>> start RECORDS
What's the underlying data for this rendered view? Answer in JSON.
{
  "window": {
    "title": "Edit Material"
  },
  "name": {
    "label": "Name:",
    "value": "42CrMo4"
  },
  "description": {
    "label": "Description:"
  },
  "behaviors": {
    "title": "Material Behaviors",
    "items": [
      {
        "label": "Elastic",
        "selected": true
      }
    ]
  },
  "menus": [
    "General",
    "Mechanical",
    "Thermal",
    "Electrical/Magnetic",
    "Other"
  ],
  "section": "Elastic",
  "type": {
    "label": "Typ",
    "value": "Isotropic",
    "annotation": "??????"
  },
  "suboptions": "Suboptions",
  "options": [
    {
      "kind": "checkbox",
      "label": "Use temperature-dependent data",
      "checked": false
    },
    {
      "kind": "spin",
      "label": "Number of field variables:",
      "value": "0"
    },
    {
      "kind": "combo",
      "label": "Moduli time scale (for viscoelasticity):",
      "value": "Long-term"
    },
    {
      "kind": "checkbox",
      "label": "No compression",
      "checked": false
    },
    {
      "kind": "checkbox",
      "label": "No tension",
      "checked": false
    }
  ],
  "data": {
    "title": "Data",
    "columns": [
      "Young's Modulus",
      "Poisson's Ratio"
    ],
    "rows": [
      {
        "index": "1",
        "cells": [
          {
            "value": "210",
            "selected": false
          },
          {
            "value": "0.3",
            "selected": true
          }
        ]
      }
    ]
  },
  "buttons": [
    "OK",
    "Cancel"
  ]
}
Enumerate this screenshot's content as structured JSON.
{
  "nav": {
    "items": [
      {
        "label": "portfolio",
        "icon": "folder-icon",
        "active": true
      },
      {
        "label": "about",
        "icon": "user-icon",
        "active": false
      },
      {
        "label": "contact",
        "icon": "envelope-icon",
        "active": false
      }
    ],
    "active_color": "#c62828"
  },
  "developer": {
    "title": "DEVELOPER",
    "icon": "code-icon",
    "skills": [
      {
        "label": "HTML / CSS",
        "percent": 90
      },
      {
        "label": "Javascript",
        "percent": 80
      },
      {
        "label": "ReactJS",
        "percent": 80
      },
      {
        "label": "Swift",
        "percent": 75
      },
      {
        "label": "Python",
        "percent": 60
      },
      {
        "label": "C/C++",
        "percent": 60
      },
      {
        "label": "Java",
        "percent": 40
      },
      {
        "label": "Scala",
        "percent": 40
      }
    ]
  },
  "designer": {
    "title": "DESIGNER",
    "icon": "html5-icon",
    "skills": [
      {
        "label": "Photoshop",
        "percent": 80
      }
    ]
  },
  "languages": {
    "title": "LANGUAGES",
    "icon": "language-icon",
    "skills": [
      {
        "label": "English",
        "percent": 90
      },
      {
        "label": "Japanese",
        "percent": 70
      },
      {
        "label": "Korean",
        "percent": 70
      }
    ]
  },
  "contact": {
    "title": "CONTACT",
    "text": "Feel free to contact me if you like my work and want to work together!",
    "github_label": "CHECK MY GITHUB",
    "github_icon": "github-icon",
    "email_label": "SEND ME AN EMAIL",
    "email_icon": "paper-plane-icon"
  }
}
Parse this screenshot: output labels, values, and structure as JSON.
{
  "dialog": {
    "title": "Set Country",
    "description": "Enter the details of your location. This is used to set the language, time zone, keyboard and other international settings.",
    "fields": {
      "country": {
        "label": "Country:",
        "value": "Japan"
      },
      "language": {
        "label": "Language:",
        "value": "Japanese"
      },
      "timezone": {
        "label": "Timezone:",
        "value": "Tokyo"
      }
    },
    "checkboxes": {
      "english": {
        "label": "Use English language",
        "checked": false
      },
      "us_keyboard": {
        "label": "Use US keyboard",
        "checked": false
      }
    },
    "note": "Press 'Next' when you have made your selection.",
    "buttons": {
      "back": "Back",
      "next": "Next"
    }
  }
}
>> end RECORDS
AIM OF THE EXERCISE | Select every line above that contains the word "true", and copy it.

SOLUTION TO THE PROBLEM |
        "selected": true
            "selected": true
        "active": true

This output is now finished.